EXERCISE OBJECTIVE |
Give back all the data exactly, line by line.

EXCERPTED RECORDS |
↓↓↓

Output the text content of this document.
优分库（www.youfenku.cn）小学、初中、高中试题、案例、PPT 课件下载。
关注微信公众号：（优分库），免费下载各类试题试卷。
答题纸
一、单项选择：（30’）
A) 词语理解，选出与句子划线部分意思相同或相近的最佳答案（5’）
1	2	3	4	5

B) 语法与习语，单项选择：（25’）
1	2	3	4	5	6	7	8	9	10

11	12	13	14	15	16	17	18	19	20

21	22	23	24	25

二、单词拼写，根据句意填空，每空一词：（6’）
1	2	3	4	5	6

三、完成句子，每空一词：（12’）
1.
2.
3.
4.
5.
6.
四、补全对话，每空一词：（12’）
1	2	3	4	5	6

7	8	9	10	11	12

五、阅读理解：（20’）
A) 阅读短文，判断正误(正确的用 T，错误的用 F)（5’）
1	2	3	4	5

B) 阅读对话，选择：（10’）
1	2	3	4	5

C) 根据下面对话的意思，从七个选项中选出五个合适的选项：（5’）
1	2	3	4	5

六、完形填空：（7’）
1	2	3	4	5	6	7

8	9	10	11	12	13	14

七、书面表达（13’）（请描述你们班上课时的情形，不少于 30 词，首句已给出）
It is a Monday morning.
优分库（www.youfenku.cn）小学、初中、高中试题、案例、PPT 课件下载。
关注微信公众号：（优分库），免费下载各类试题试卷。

↑↑↑

THE COMPLETED TASK |
Output the text content of this document.
优分库（www.youfenku.cn）小学、初中、高中试题、案例、PPT 课件下载。
关注微信公众号：（优分库），免费下载各类试题试卷。
答题纸
一、单项选择：（30’）
A) 词语理解，选出与句子划线部分意思相同或相近的最佳答案（5’）
1	2	3	4	5

B) 语法与习语，单项选择：（25’）
1	2	3	4	5	6	7	8	9	10

11	12	13	14	15	16	17	18	19	20

21	22	23	24	25

二、单词拼写，根据句意填空，每空一词：（6’）
1	2	3	4	5	6

三、完成句子，每空一词：（12’）
1.
2.
3.
4.
5.
6.
四、补全对话，每空一词：（12’）
1	2	3	4	5	6

7	8	9	10	11	12

五、阅读理解：（20’）
A) 阅读短文，判断正误(正确的用 T，错误的用 F)（5’）
1	2	3	4	5

B) 阅读对话，选择：（10’）
1	2	3	4	5

C) 根据下面对话的意思，从七个选项中选出五个合适的选项：（5’）
1	2	3	4	5

六、完形填空：（7’）
1	2	3	4	5	6	7

8	9	10	11	12	13	14

七、书面表达（13’）（请描述你们班上课时的情形，不少于 30 词，首句已给出）
It is a Monday morning.
优分库（www.youfenku.cn）小学、初中、高中试题、案例、PPT 课件下载。
关注微信公众号：（优分库），免费下载各类试题试卷。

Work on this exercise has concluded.